**GIVEN INSTRUCTION:**
In your copy, include every line of the listing below exactly but none of the pictures.

▶

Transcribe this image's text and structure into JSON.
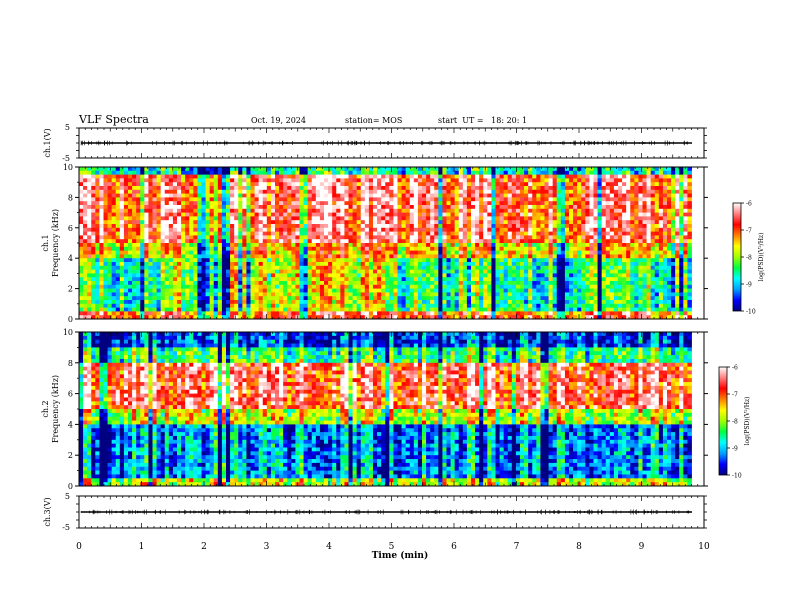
{
  "header": {
    "title": "VLF Spectra",
    "date": "Oct. 19, 2024",
    "station": "station= MOS",
    "start": "start  UT =   18: 20: 1"
  },
  "chart_data": [
    {
      "type": "line",
      "name_label": "ch.1(V)",
      "ylabel": "ch.1(V)",
      "ylim": [
        -5,
        5
      ],
      "yticks": [
        "5",
        "-5"
      ],
      "xlim": [
        0,
        10
      ],
      "level": 0
    },
    {
      "type": "heatmap",
      "ylabel": "ch.1\nFrequency (kHz)",
      "ylabel_lines": [
        "ch.1",
        "Frequency (kHz)"
      ],
      "ylim": [
        0,
        10
      ],
      "yticks": [
        "0",
        "2",
        "4",
        "6",
        "8",
        "10"
      ],
      "xlim": [
        0,
        10
      ],
      "data_end_min": 9.8,
      "colorbar": {
        "label": "log(PSD)(V²/Hz)",
        "range": [
          -10,
          -6
        ],
        "ticks": [
          "-6",
          "-7",
          "-8",
          "-9",
          "-10"
        ]
      },
      "profile_note": "high power 5-9 kHz, strong emissions 0-4 kHz"
    },
    {
      "type": "heatmap",
      "ylabel_lines": [
        "ch.2",
        "Frequency (kHz)"
      ],
      "ylim": [
        0,
        10
      ],
      "yticks": [
        "0",
        "2",
        "4",
        "6",
        "8",
        "10"
      ],
      "xlim": [
        0,
        10
      ],
      "data_end_min": 9.8,
      "colorbar": {
        "label": "log(PSD)(V²/Hz)",
        "range": [
          -10,
          -6
        ],
        "ticks": [
          "-6",
          "-7",
          "-8",
          "-9",
          "-10"
        ]
      }
    },
    {
      "type": "line",
      "ylabel": "ch.3(V)",
      "ylim": [
        -5,
        5
      ],
      "yticks": [
        "5",
        "-5"
      ],
      "xlim": [
        0,
        10
      ],
      "level": 0
    }
  ],
  "xaxis": {
    "label": "Time (min)",
    "ticks": [
      "0",
      "1",
      "2",
      "3",
      "4",
      "5",
      "6",
      "7",
      "8",
      "9",
      "10"
    ]
  },
  "colors": {
    "jet_stops": [
      "#000080",
      "#0000ff",
      "#00a0ff",
      "#00ffff",
      "#00ff40",
      "#a0ff00",
      "#ffff00",
      "#ff8000",
      "#ff0000",
      "#ff8080",
      "#ffffff"
    ]
  }
}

◀

**FULL OUTPUT:**
Transcribe this image's text and structure into JSON.
{
  "header": {
    "title": "VLF Spectra",
    "date": "Oct. 19, 2024",
    "station": "station= MOS",
    "start": "start  UT =   18: 20: 1"
  },
  "chart_data": [
    {
      "type": "line",
      "name_label": "ch.1(V)",
      "ylabel": "ch.1(V)",
      "ylim": [
        -5,
        5
      ],
      "yticks": [
        "5",
        "-5"
      ],
      "xlim": [
        0,
        10
      ],
      "level": 0
    },
    {
      "type": "heatmap",
      "ylabel": "ch.1\nFrequency (kHz)",
      "ylabel_lines": [
        "ch.1",
        "Frequency (kHz)"
      ],
      "ylim": [
        0,
        10
      ],
      "yticks": [
        "0",
        "2",
        "4",
        "6",
        "8",
        "10"
      ],
      "xlim": [
        0,
        10
      ],
      "data_end_min": 9.8,
      "colorbar": {
        "label": "log(PSD)(V²/Hz)",
        "range": [
          -10,
          -6
        ],
        "ticks": [
          "-6",
          "-7",
          "-8",
          "-9",
          "-10"
        ]
      },
      "profile_note": "high power 5-9 kHz, strong emissions 0-4 kHz"
    },
    {
      "type": "heatmap",
      "ylabel_lines": [
        "ch.2",
        "Frequency (kHz)"
      ],
      "ylim": [
        0,
        10
      ],
      "yticks": [
        "0",
        "2",
        "4",
        "6",
        "8",
        "10"
      ],
      "xlim": [
        0,
        10
      ],
      "data_end_min": 9.8,
      "colorbar": {
        "label": "log(PSD)(V²/Hz)",
        "range": [
          -10,
          -6
        ],
        "ticks": [
          "-6",
          "-7",
          "-8",
          "-9",
          "-10"
        ]
      }
    },
    {
      "type": "line",
      "ylabel": "ch.3(V)",
      "ylim": [
        -5,
        5
      ],
      "yticks": [
        "5",
        "-5"
      ],
      "xlim": [
        0,
        10
      ],
      "level": 0
    }
  ],
  "xaxis": {
    "label": "Time (min)",
    "ticks": [
      "0",
      "1",
      "2",
      "3",
      "4",
      "5",
      "6",
      "7",
      "8",
      "9",
      "10"
    ]
  },
  "colors": {
    "jet_stops": [
      "#000080",
      "#0000ff",
      "#00a0ff",
      "#00ffff",
      "#00ff40",
      "#a0ff00",
      "#ffff00",
      "#ff8000",
      "#ff0000",
      "#ff8080",
      "#ffffff"
    ]
  }
}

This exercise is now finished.